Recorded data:
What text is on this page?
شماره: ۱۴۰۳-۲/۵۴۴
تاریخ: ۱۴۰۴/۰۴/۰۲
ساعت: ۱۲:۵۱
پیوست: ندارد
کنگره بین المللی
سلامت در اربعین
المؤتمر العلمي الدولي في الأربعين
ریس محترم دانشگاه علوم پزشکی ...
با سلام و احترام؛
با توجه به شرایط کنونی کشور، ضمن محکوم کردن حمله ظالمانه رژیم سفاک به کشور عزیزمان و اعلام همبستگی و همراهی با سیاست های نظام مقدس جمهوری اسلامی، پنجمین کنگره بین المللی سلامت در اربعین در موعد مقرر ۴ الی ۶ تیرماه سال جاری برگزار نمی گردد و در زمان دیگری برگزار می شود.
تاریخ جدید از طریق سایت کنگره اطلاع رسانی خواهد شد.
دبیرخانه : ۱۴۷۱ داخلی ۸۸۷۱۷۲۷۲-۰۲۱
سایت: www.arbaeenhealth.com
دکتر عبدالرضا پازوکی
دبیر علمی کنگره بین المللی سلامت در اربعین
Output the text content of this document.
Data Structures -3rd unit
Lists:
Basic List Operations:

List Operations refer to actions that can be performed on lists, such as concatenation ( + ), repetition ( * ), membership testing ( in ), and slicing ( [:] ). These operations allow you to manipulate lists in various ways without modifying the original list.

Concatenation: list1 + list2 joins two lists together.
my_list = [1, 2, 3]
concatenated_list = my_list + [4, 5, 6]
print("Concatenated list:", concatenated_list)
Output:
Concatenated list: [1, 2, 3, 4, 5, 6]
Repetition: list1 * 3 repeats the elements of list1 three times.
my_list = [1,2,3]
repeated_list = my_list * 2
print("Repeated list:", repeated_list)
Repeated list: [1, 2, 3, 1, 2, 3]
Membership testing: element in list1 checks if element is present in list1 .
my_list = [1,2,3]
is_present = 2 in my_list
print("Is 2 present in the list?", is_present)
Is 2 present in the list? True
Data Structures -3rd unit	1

▶ _WRITTEN TASK_
List all lines where "unit" occurs.

▶ _ANSWER TO THE PROBLEM_
Data Structures -3rd unit
Data Structures -3rd unit	1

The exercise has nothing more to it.